▶ Instructions for the task:
Locate every line in the records below that holds the word "user" and return each one.

################

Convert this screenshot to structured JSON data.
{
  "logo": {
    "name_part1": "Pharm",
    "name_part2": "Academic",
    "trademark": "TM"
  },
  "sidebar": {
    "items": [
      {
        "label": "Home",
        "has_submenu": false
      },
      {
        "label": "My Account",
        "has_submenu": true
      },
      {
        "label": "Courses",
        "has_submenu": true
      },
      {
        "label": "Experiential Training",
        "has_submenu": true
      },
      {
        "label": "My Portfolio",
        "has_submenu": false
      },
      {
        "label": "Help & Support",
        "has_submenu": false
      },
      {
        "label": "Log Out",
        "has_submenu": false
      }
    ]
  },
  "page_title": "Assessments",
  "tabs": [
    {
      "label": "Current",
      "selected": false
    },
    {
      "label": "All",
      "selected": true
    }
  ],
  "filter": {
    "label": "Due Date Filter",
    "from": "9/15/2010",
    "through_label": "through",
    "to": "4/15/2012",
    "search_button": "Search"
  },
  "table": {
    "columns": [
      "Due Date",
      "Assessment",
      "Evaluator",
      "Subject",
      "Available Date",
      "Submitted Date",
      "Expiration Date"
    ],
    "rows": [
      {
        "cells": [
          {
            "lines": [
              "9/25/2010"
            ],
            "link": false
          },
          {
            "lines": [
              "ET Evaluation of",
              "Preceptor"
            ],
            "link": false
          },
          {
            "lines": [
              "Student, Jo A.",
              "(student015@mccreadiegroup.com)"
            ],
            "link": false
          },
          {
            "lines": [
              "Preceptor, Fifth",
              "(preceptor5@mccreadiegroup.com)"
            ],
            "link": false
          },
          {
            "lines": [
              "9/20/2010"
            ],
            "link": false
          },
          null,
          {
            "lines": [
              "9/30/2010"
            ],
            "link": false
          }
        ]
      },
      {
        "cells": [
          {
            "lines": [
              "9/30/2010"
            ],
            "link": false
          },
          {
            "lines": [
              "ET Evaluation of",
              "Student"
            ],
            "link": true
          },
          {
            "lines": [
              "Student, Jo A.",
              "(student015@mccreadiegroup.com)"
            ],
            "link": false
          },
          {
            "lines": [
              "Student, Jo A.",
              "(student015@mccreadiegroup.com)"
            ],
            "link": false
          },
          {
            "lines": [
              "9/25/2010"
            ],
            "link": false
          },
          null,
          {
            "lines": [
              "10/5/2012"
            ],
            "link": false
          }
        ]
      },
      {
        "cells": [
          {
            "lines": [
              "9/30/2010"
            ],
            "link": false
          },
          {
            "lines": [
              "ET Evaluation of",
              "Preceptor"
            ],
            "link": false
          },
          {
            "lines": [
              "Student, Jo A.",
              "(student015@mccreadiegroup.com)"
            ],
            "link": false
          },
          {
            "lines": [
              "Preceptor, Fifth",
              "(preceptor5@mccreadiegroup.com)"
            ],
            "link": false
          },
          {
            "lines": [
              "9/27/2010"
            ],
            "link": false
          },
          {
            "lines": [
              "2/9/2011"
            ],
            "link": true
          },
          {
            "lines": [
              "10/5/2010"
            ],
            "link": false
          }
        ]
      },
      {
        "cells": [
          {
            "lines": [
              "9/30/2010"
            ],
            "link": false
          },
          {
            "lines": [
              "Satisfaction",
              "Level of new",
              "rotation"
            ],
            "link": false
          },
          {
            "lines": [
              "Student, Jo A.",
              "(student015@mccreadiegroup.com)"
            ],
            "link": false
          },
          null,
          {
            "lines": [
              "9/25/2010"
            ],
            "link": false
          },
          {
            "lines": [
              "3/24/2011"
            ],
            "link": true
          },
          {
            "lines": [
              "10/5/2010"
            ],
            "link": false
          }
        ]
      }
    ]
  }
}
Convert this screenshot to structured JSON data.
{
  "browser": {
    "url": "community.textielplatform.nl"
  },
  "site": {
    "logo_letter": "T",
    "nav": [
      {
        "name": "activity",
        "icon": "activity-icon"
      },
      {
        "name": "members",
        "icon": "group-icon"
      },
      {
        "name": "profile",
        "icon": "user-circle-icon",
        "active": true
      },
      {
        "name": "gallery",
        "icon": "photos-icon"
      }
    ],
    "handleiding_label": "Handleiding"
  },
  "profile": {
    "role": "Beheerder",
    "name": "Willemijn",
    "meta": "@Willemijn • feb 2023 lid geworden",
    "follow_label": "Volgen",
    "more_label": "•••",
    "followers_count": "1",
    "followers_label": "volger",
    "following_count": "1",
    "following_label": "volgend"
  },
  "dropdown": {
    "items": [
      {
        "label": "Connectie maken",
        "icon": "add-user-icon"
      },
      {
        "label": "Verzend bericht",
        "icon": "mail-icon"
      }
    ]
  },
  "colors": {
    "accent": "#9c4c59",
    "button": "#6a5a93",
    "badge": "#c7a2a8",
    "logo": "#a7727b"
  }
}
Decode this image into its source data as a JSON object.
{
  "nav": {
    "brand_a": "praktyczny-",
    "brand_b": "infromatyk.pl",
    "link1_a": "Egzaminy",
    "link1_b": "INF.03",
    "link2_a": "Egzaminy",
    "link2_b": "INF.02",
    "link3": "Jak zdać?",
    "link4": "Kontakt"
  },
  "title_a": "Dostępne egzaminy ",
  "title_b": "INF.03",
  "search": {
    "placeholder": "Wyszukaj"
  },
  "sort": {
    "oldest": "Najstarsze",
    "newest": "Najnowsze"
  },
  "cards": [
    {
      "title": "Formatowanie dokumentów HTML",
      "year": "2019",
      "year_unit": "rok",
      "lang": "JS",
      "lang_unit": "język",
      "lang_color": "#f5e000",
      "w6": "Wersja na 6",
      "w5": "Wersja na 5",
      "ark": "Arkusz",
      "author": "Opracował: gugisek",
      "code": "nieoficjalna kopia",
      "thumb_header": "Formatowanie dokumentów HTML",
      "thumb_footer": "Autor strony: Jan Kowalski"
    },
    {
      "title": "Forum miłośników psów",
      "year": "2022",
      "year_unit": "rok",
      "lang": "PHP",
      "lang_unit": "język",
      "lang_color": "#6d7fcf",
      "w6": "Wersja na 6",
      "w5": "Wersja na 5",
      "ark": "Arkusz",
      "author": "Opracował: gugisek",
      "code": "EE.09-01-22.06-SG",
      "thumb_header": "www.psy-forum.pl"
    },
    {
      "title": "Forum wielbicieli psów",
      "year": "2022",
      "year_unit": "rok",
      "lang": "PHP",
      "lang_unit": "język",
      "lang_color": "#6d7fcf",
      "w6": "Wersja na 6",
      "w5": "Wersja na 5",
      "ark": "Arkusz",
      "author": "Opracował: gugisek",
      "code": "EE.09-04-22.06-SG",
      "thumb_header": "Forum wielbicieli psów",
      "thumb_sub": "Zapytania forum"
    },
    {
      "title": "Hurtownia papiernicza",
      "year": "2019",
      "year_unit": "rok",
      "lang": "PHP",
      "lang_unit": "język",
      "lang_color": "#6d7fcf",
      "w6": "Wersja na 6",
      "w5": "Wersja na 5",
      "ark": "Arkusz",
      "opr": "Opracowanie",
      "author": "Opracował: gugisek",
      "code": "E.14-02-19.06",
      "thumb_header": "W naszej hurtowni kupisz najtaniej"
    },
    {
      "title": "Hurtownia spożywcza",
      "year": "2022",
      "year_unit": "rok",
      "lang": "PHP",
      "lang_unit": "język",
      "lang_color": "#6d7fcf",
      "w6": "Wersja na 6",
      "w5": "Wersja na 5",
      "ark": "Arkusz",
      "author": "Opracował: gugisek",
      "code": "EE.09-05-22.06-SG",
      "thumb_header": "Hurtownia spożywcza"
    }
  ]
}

################

▶ Correct output:
        "icon": "user-circle-icon",
        "icon": "add-user-icon"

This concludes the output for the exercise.